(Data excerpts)
------------------------------------

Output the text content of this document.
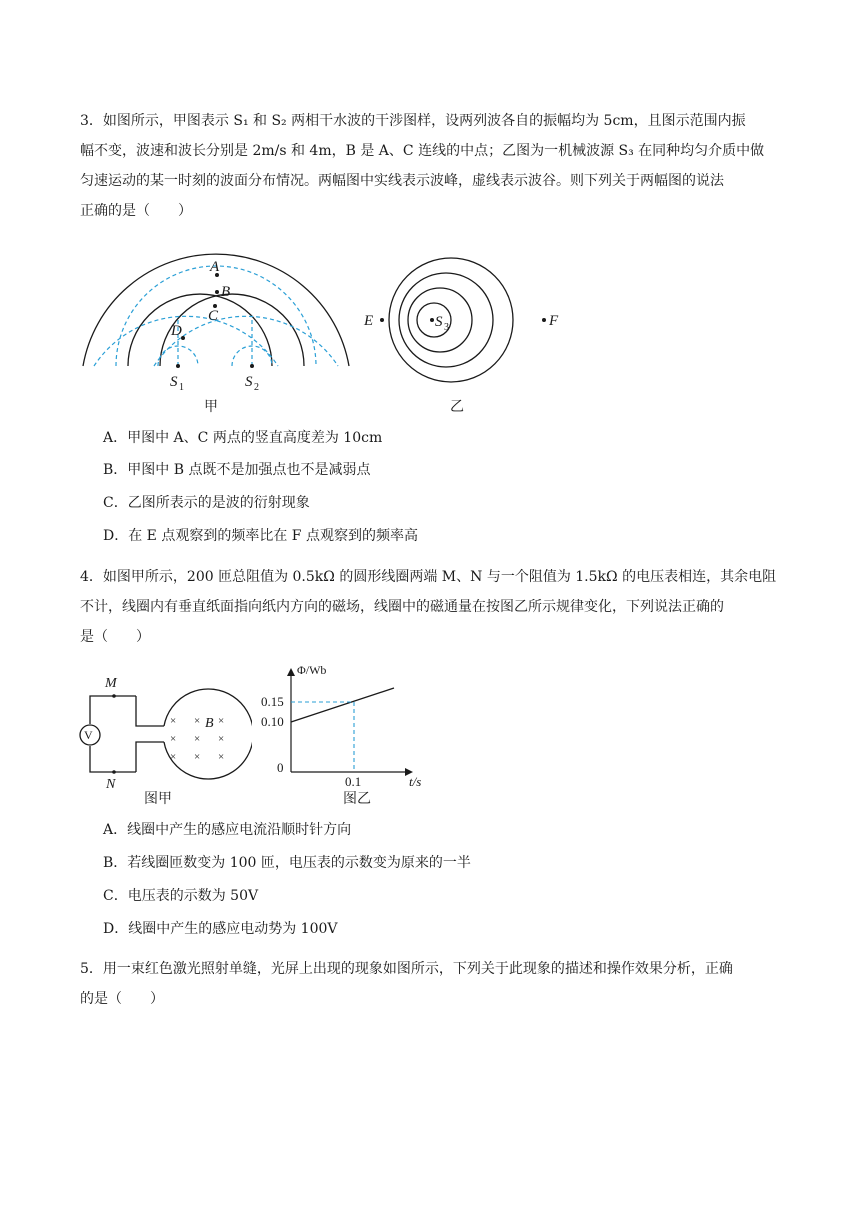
3．如图所示，甲图表示 S₁ 和 S₂ 两相干水波的干涉图样，设两列波各自的振幅均为 5cm，且图示范围内振

幅不变，波速和波长分别是 2m/s 和 4m，B 是 A、C 连线的中点；乙图为一机械波源 S₃ 在同种均匀介质中做

匀速运动的某一时刻的波面分布情况。两幅图中实线表示波峰，虚线表示波谷。则下列关于两幅图的说法

正确的是（　　）

A
B
C
D
S	S
1	2
甲
E	F
S 3
乙
A．甲图中 A、C 两点的竖直高度差为 10cm
B．甲图中 B 点既不是加强点也不是减弱点
C．乙图所表示的是波的衍射现象
D．在 E 点观察到的频率比在 F 点观察到的频率高

4．如图甲所示，200 匝总阻值为 0.5kΩ 的圆形线圈两端 M、N 与一个阻值为 1.5kΩ 的电压表相连，其余电阻

不计，线圈内有垂直纸面指向纸内方向的磁场，线圈中的磁通量在按图乙所示规律变化，下列说法正确的

是（　　）

V
M
N
× × ×
× × ×
× × ×
B
图甲
Φ/Wb
0.15
0.10
0
0.1	t/s
图乙
A．线圈中产生的感应电流沿顺时针方向
B．若线圈匝数变为 100 匝，电压表的示数变为原来的一半
C．电压表的示数为 50V
D．线圈中产生的感应电动势为 100V

5．用一束红色激光照射单缝，光屏上出现的现象如图所示，下列关于此现象的描述和操作效果分析，正确

的是（　　）
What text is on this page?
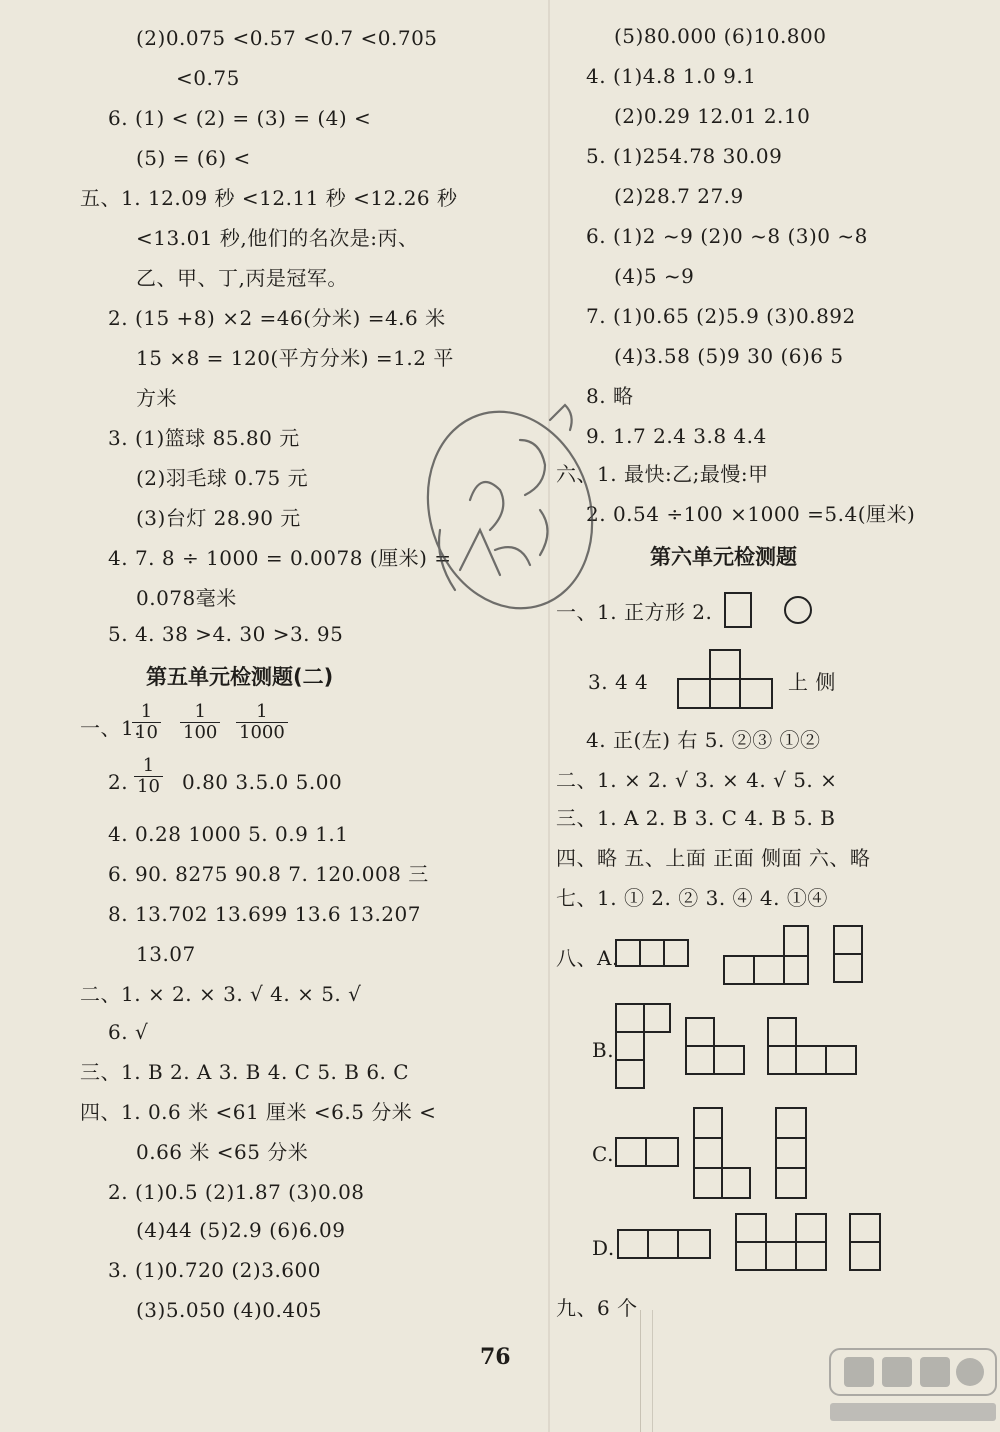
(2)0.075 <0.57 <0.7 <0.705
<0.75
6. (1) < (2) = (3) = (4) <
(5) = (6) <
五、1. 12.09 秒 <12.11 秒 <12.26 秒
<13.01 秒,他们的名次是:丙、
乙、甲、丁,丙是冠军。
2. (15 +8) ×2 =46(分米) =4.6 米
15 ×8 = 120(平方分米) =1.2 平
方米
3. (1)篮球 85.80 元
(2)羽毛球 0.75 元
(3)台灯 28.90 元
4. 7. 8 ÷ 1000 = 0.0078 (厘米) =
0.078毫米
5. 4. 38 >4. 30 >3. 95
第五单元检测题(二)
一、1.
$\frac{1}{10} \frac{1}{100} \frac{1}{1000}$
2. $\frac{1}{10} 0.80$ 3.5.0 5.00
4. 0.28 1000 5. 0.9 1.1
6. 90. 8275 90.8 7. 120.008 三
8. 13.702 13.699 13.6 13.207
13.07
二、1. × 2. × 3. √ 4. × 5. √
6. √
三、1. B 2. A 3. B 4. C 5. B 6. C
四、1. 0.6 米 <61 厘米 <6.5 分米 <
0.66 米 <65 分米
2. (1)0.5 (2)1.87 (3)0.08
(4)44 (5)2.9 (6)6.09
3. (1)0.720 (2)3.600
(3)5.050 (4)0.405
(5)80.000 (6)10.800
4. (1)4.8 1.0 9.1
(2)0.29 12.01 2.10
5. (1)254.78 30.09
(2)28.7 27.9
6. (1)2 ~9 (2)0 ~8 (3)0 ~8
(4)5 ~9
7. (1)0.65 (2)5.9 (3)0.892
(4)3.58 (5)9 30 (6)6 5
8. 略
9. 1.7 2.4 3.8 4.4
六、1. 最快:乙;最慢:甲
2. 0.54 ÷100 ×1000 =5.4(厘米)
第六单元检测题
一、1. 正方形 2.
3. 4 4	上 侧
4. 正(左) 右 5. ②③ ①②
二、1. × 2. √ 3. × 4. √ 5. ×
三、1. A 2. B 3. C 4. B 5. B
四、略 五、上面 正面 侧面 六、略
七、1. ① 2. ② 3. ④ 4. ①④
八、A.
B.
C.
D.
九、6 个
76
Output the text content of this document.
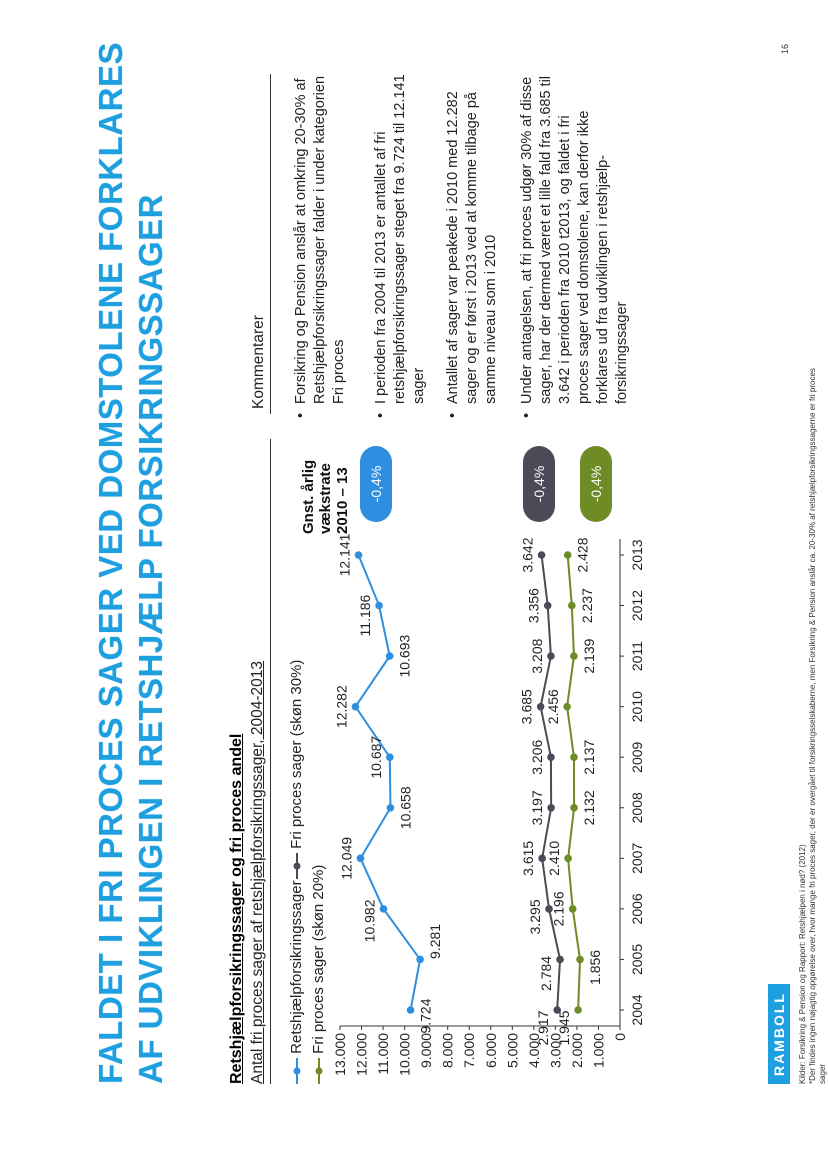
FALDET I FRI PROCES SAGER VED DOMSTOLENE FORKLARES AF UDVIKLINGEN I RETSHJÆLP FORSIKRINGSSAGER	Retshjælpforsikringssager og fri proces andel Antal fri proces sager af retshjælpforsikringssager, 2004-2013 Retshjælpforsikringssager
Fri proces sager (skøn 30%)
Fri proces sager (skøn 20%)	0
1.000
2.000
3.000
4.000
5.000
6.000
7.000
8.000
9.000
10.000
11.000
12.000
13.000
2004
2005
2006
2007
2008
2009
2010
2011
2012
2013
9.724
9.281
10.982
12.049
10.658
10.687
12.282
10.693
11.186
12.141
2.917
2.784
3.295
3.615
3.197
3.206
3.685
3.208
3.356
3.642
1.945
1.856
2.196
2.410
2.132
2.137
2.456
2.139
2.237
2.428
Gnst. årlig vækstrate 2010 – 13	-0,4%	-0,4%	-0,4%
Kommentarer • Forsikring og Pension anslår at omkring 20-30% af Retshjælpforsikringssager falder i under kategorien Fri proces • I perioden fra 2004 til 2013 er antallet af fri retshjælpforsikringssager steget fra 9.724 til 12.141 sager • Antallet af sager var peakede i 2010 med 12.282 sager og er først i 2013 ved at komme tilbage på samme niveau som i 2010 • Under antagelsen, at fri proces udgør 30% af disse sager, har der dermed været et lille fald fra 3.685 til 3.642 i perioden fra 2010 t2013, og faldet i fri proces sager ved domstolene, kan derfor ikke forklares ud fra udviklingen i retshjælp-forsikringssager
RAMBOLL	Kilder: Forsikring & Pension og Rapport: Retshjælpen i nød? (2012) *Der findes ingen nøjagtig opgørelse over, hvor mange fri proces sager, der er overgået til forsikringsselskaberne, men Forsikring & Pension anslår ca. 20-30% af retshjælpforsikringssagerne er fri proces sager
16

------------------------------------

**GIVEN REQUEST**
Copy the records above exactly, omitting every picture.

**WRITTEN ANSWER**
Output the text content of this document.
3．如图所示，甲图表示 S₁ 和 S₂ 两相干水波的干涉图样，设两列波各自的振幅均为 5cm，且图示范围内振

幅不变，波速和波长分别是 2m/s 和 4m，B 是 A、C 连线的中点；乙图为一机械波源 S₃ 在同种均匀介质中做

匀速运动的某一时刻的波面分布情况。两幅图中实线表示波峰，虚线表示波谷。则下列关于两幅图的说法

正确的是（　　）

A
B
C
D
S	S
1	2
甲
E	F
S 3
乙
A．甲图中 A、C 两点的竖直高度差为 10cm
B．甲图中 B 点既不是加强点也不是减弱点
C．乙图所表示的是波的衍射现象
D．在 E 点观察到的频率比在 F 点观察到的频率高

4．如图甲所示，200 匝总阻值为 0.5kΩ 的圆形线圈两端 M、N 与一个阻值为 1.5kΩ 的电压表相连，其余电阻

不计，线圈内有垂直纸面指向纸内方向的磁场，线圈中的磁通量在按图乙所示规律变化，下列说法正确的

是（　　）

V
M
N
× × ×
× × ×
× × ×
B
图甲
Φ/Wb
0.15
0.10
0
0.1	t/s
图乙
A．线圈中产生的感应电流沿顺时针方向
B．若线圈匝数变为 100 匝，电压表的示数变为原来的一半
C．电压表的示数为 50V
D．线圈中产生的感应电动势为 100V

5．用一束红色激光照射单缝，光屏上出现的现象如图所示，下列关于此现象的描述和操作效果分析，正确

的是（　　）
What text is on this page?
(2)0.075 <0.57 <0.7 <0.705
<0.75
6. (1) < (2) = (3) = (4) <
(5) = (6) <
五、1. 12.09 秒 <12.11 秒 <12.26 秒
<13.01 秒,他们的名次是:丙、
乙、甲、丁,丙是冠军。
2. (15 +8) ×2 =46(分米) =4.6 米
15 ×8 = 120(平方分米) =1.2 平
方米
3. (1)篮球 85.80 元
(2)羽毛球 0.75 元
(3)台灯 28.90 元
4. 7. 8 ÷ 1000 = 0.0078 (厘米) =
0.078毫米
5. 4. 38 >4. 30 >3. 95
第五单元检测题(二)
一、1.
$\frac{1}{10} \frac{1}{100} \frac{1}{1000}$
2. $\frac{1}{10} 0.80$ 3.5.0 5.00
4. 0.28 1000 5. 0.9 1.1
6. 90. 8275 90.8 7. 120.008 三
8. 13.702 13.699 13.6 13.207
13.07
二、1. × 2. × 3. √ 4. × 5. √
6. √
三、1. B 2. A 3. B 4. C 5. B 6. C
四、1. 0.6 米 <61 厘米 <6.5 分米 <
0.66 米 <65 分米
2. (1)0.5 (2)1.87 (3)0.08
(4)44 (5)2.9 (6)6.09
3. (1)0.720 (2)3.600
(3)5.050 (4)0.405
(5)80.000 (6)10.800
4. (1)4.8 1.0 9.1
(2)0.29 12.01 2.10
5. (1)254.78 30.09
(2)28.7 27.9
6. (1)2 ~9 (2)0 ~8 (3)0 ~8
(4)5 ~9
7. (1)0.65 (2)5.9 (3)0.892
(4)3.58 (5)9 30 (6)6 5
8. 略
9. 1.7 2.4 3.8 4.4
六、1. 最快:乙;最慢:甲
2. 0.54 ÷100 ×1000 =5.4(厘米)
第六单元检测题
一、1. 正方形 2.
3. 4 4	上 侧
4. 正(左) 右 5. ②③ ①②
二、1. × 2. √ 3. × 4. √ 5. ×
三、1. A 2. B 3. C 4. B 5. B
四、略 五、上面 正面 侧面 六、略
七、1. ① 2. ② 3. ④ 4. ①④
八、A.
B.
C.
D.
九、6 个
76
Output the text content of this document.
FALDET I FRI PROCES SAGER VED DOMSTOLENE FORKLARES AF UDVIKLINGEN I RETSHJÆLP FORSIKRINGSSAGER	Retshjælpforsikringssager og fri proces andel Antal fri proces sager af retshjælpforsikringssager, 2004-2013 Retshjælpforsikringssager
Fri proces sager (skøn 30%)
Fri proces sager (skøn 20%)	0
1.000
2.000
3.000
4.000
5.000
6.000
7.000
8.000
9.000
10.000
11.000
12.000
13.000
2004
2005
2006
2007
2008
2009
2010
2011
2012
2013
9.724
9.281
10.982
12.049
10.658
10.687
12.282
10.693
11.186
12.141
2.917
2.784
3.295
3.615
3.197
3.206
3.685
3.208
3.356
3.642
1.945
1.856
2.196
2.410
2.132
2.137
2.456
2.139
2.237
2.428
Gnst. årlig vækstrate 2010 – 13	-0,4%	-0,4%	-0,4%
Kommentarer • Forsikring og Pension anslår at omkring 20-30% af Retshjælpforsikringssager falder i under kategorien Fri proces • I perioden fra 2004 til 2013 er antallet af fri retshjælpforsikringssager steget fra 9.724 til 12.141 sager • Antallet af sager var peakede i 2010 med 12.282 sager og er først i 2013 ved at komme tilbage på samme niveau som i 2010 • Under antagelsen, at fri proces udgør 30% af disse sager, har der dermed været et lille fald fra 3.685 til 3.642 i perioden fra 2010 t2013, og faldet i fri proces sager ved domstolene, kan derfor ikke forklares ud fra udviklingen i retshjælp-forsikringssager
RAMBOLL	Kilder: Forsikring & Pension og Rapport: Retshjælpen i nød? (2012) *Der findes ingen nøjagtig opgørelse over, hvor mange fri proces sager, der er overgået til forsikringsselskaberne, men Forsikring & Pension anslår ca. 20-30% af retshjælpforsikringssagerne er fri proces sager
16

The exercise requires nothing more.